# Exercise objective:
All the data should be repeated exactly. Any image in it is left out.

[Data listing]

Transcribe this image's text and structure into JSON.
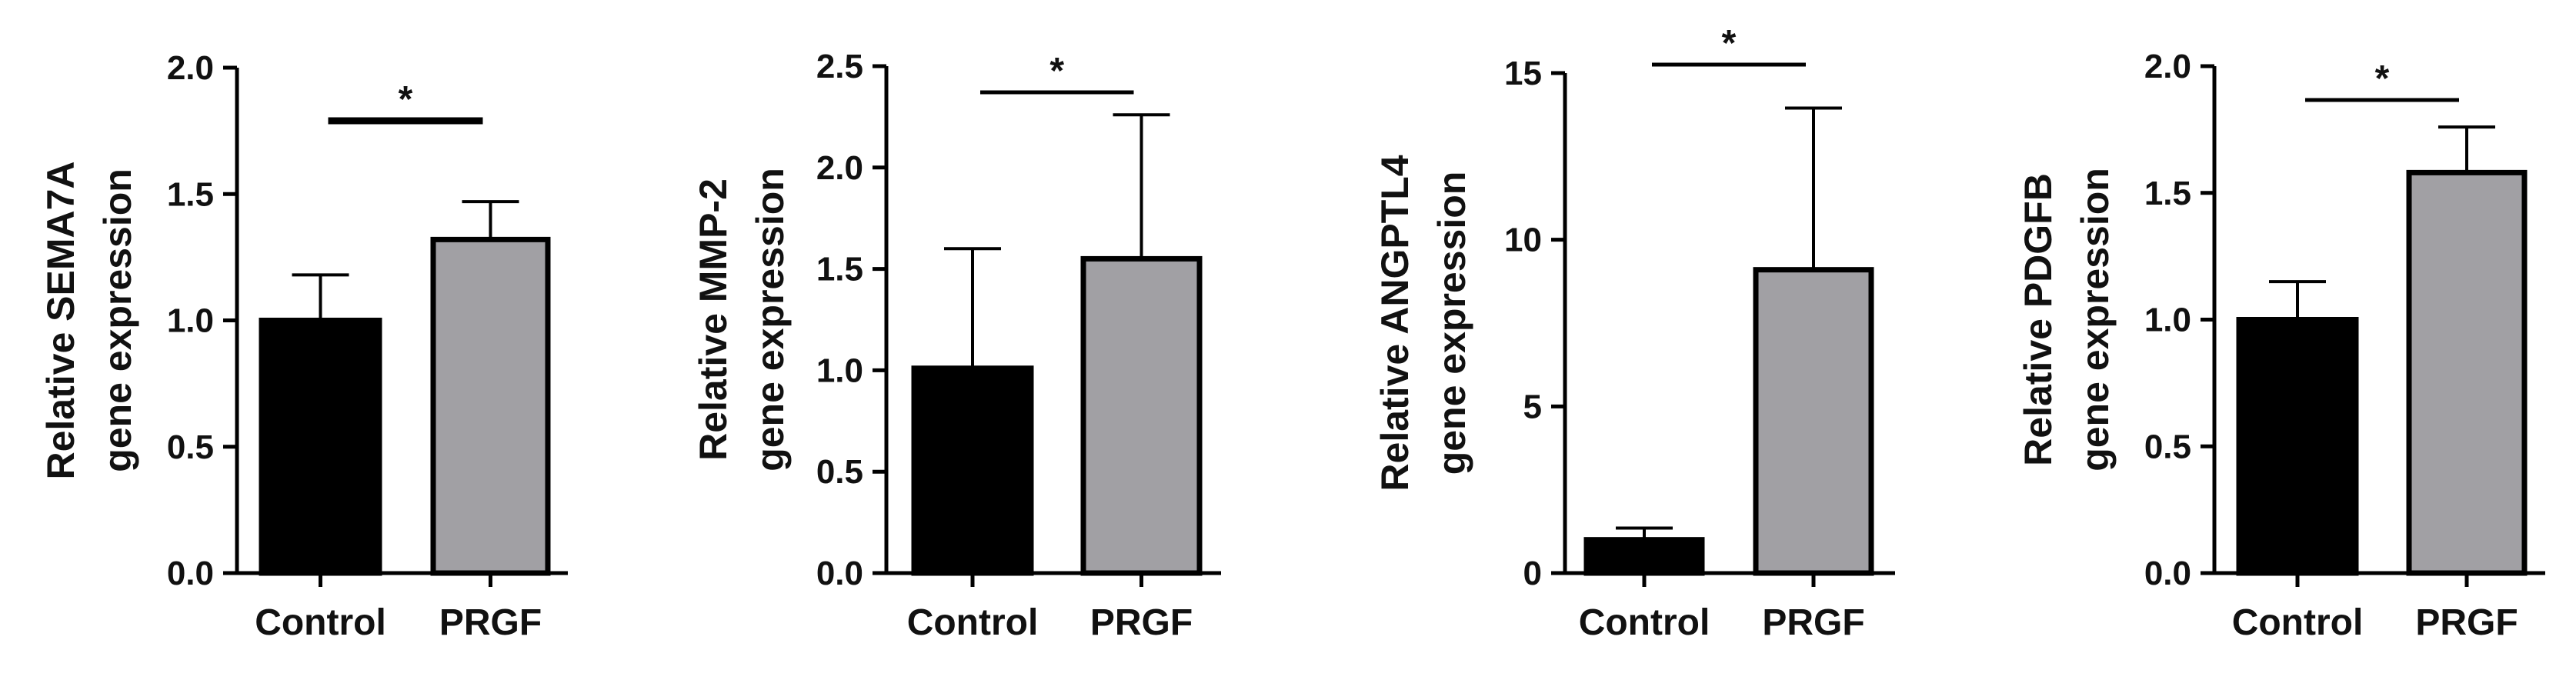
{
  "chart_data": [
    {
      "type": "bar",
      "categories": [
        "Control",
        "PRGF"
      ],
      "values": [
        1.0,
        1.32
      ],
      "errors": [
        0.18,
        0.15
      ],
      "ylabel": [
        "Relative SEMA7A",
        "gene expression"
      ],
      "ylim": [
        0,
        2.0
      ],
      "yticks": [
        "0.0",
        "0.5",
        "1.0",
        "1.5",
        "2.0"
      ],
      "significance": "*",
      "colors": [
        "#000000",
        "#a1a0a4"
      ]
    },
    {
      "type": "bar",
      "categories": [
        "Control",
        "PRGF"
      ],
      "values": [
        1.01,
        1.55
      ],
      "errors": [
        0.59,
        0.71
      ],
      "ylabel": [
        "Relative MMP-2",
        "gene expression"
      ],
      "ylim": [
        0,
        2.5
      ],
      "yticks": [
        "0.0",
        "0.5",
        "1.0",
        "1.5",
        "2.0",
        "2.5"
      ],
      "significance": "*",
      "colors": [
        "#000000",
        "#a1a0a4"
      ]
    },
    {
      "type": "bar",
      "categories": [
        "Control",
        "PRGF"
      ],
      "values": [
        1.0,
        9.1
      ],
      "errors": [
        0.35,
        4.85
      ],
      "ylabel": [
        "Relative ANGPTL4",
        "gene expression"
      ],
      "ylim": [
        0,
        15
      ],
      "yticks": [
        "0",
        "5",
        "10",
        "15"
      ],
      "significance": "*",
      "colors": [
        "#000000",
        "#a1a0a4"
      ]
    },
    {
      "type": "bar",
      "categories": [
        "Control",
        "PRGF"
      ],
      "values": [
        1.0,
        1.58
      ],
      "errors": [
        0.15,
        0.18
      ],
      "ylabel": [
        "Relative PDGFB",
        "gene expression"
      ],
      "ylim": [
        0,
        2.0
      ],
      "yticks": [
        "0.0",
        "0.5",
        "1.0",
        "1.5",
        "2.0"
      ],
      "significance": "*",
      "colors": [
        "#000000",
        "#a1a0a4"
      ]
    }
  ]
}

# Exercise response:
Transcribe this image's text and structure into JSON.
{
  "chart_data": [
    {
      "type": "bar",
      "categories": [
        "Control",
        "PRGF"
      ],
      "values": [
        1.0,
        1.32
      ],
      "errors": [
        0.18,
        0.15
      ],
      "ylabel": [
        "Relative SEMA7A",
        "gene expression"
      ],
      "ylim": [
        0,
        2.0
      ],
      "yticks": [
        "0.0",
        "0.5",
        "1.0",
        "1.5",
        "2.0"
      ],
      "significance": "*",
      "colors": [
        "#000000",
        "#a1a0a4"
      ]
    },
    {
      "type": "bar",
      "categories": [
        "Control",
        "PRGF"
      ],
      "values": [
        1.01,
        1.55
      ],
      "errors": [
        0.59,
        0.71
      ],
      "ylabel": [
        "Relative MMP-2",
        "gene expression"
      ],
      "ylim": [
        0,
        2.5
      ],
      "yticks": [
        "0.0",
        "0.5",
        "1.0",
        "1.5",
        "2.0",
        "2.5"
      ],
      "significance": "*",
      "colors": [
        "#000000",
        "#a1a0a4"
      ]
    },
    {
      "type": "bar",
      "categories": [
        "Control",
        "PRGF"
      ],
      "values": [
        1.0,
        9.1
      ],
      "errors": [
        0.35,
        4.85
      ],
      "ylabel": [
        "Relative ANGPTL4",
        "gene expression"
      ],
      "ylim": [
        0,
        15
      ],
      "yticks": [
        "0",
        "5",
        "10",
        "15"
      ],
      "significance": "*",
      "colors": [
        "#000000",
        "#a1a0a4"
      ]
    },
    {
      "type": "bar",
      "categories": [
        "Control",
        "PRGF"
      ],
      "values": [
        1.0,
        1.58
      ],
      "errors": [
        0.15,
        0.18
      ],
      "ylabel": [
        "Relative PDGFB",
        "gene expression"
      ],
      "ylim": [
        0,
        2.0
      ],
      "yticks": [
        "0.0",
        "0.5",
        "1.0",
        "1.5",
        "2.0"
      ],
      "significance": "*",
      "colors": [
        "#000000",
        "#a1a0a4"
      ]
    }
  ]
}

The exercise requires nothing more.